**Problem statement:** Copy every line that holds "icon".

Data excerpts

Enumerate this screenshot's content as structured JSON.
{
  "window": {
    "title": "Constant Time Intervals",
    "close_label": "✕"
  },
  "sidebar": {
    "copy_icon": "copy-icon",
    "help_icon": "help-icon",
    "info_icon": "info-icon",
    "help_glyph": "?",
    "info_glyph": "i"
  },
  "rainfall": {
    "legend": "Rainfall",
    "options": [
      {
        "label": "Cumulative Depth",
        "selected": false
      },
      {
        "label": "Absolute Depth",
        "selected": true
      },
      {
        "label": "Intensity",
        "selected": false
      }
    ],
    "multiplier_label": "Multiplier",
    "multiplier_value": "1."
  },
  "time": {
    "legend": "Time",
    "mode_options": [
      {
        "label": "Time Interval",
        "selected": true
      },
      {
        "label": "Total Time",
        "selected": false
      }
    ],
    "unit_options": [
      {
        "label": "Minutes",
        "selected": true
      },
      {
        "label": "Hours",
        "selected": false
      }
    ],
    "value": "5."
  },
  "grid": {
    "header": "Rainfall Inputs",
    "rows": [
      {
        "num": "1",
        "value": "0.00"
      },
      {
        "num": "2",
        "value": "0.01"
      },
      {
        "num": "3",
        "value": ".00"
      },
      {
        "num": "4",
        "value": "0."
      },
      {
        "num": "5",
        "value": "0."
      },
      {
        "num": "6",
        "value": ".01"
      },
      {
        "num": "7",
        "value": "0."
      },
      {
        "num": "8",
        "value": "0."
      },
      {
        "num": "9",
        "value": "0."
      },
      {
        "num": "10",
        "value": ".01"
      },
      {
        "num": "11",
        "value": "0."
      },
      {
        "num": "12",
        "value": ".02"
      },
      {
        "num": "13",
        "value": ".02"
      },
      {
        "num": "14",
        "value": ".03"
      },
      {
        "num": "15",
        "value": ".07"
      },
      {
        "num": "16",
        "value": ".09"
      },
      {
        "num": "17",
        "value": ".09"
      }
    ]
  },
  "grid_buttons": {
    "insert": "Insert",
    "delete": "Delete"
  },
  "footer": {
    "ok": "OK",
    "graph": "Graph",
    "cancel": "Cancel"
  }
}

**Finished answer:**
    "copy_icon": "copy-icon",
    "help_icon": "help-icon",
    "info_icon": "info-icon",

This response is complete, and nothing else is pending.